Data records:
════════

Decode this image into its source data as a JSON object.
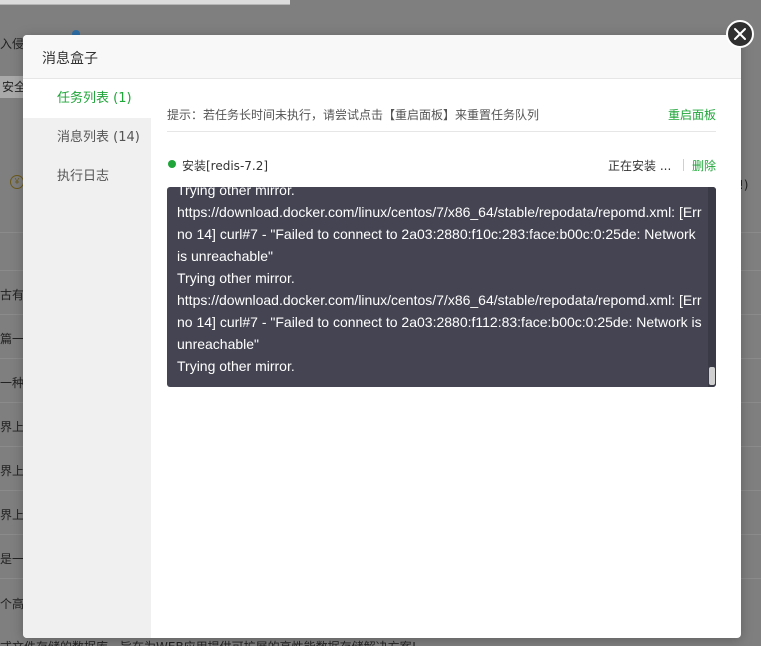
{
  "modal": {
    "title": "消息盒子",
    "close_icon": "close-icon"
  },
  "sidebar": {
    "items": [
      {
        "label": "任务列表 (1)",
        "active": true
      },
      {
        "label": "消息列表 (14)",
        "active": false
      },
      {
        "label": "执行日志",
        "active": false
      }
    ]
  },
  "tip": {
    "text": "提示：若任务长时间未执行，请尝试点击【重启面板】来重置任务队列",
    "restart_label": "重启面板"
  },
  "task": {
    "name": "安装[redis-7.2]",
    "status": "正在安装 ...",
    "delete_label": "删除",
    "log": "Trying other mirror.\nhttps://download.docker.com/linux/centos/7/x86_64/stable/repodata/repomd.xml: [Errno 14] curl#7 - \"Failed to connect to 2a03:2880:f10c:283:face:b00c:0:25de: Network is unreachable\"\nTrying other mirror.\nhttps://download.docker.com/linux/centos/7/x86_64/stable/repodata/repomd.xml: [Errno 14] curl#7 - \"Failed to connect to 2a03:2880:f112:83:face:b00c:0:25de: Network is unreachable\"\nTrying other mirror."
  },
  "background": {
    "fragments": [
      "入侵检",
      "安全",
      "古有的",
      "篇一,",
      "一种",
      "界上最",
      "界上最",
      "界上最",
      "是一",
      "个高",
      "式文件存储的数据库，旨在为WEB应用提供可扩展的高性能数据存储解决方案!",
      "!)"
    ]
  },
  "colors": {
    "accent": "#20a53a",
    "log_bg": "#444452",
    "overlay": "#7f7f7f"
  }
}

════════

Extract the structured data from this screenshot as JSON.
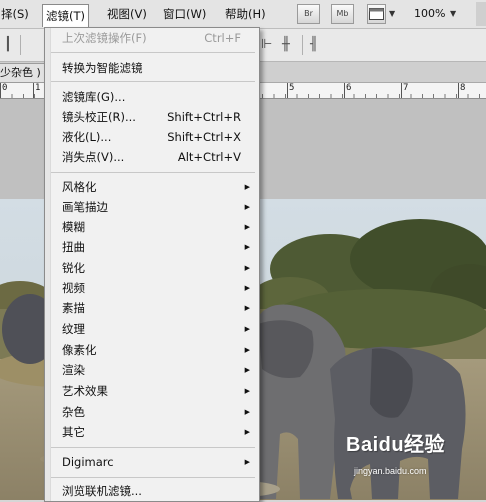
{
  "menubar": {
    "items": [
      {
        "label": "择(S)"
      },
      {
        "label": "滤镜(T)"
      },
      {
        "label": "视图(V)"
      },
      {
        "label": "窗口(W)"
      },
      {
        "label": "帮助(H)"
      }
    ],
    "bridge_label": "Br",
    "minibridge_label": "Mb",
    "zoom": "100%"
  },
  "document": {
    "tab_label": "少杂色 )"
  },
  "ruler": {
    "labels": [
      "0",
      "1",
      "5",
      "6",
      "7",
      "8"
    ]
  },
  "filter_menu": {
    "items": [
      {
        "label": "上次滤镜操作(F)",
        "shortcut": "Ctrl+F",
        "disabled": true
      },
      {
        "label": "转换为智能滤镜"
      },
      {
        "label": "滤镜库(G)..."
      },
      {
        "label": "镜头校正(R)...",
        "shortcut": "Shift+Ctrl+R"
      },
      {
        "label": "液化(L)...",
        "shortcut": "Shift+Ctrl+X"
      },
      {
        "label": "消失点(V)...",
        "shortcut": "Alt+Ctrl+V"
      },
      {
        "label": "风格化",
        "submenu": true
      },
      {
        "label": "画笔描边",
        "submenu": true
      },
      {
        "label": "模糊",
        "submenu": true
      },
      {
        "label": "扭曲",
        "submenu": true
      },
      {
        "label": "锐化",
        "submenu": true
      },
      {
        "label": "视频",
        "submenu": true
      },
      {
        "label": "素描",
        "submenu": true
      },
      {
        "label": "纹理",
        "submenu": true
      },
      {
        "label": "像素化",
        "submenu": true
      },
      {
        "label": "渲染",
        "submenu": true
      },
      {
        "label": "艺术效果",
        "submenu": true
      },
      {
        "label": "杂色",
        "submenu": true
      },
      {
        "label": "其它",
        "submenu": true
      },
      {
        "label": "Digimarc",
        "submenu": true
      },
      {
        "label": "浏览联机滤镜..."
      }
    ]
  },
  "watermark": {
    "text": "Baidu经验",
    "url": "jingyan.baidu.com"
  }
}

════════

◆ The exercise: Scan the material above for the string "重启面板" and return the lines that hold it.

◆ Solution to the exercise:
    "text": "提示：若任务长时间未执行，请尝试点击【重启面板】来重置任务队列",
    "restart_label": "重启面板"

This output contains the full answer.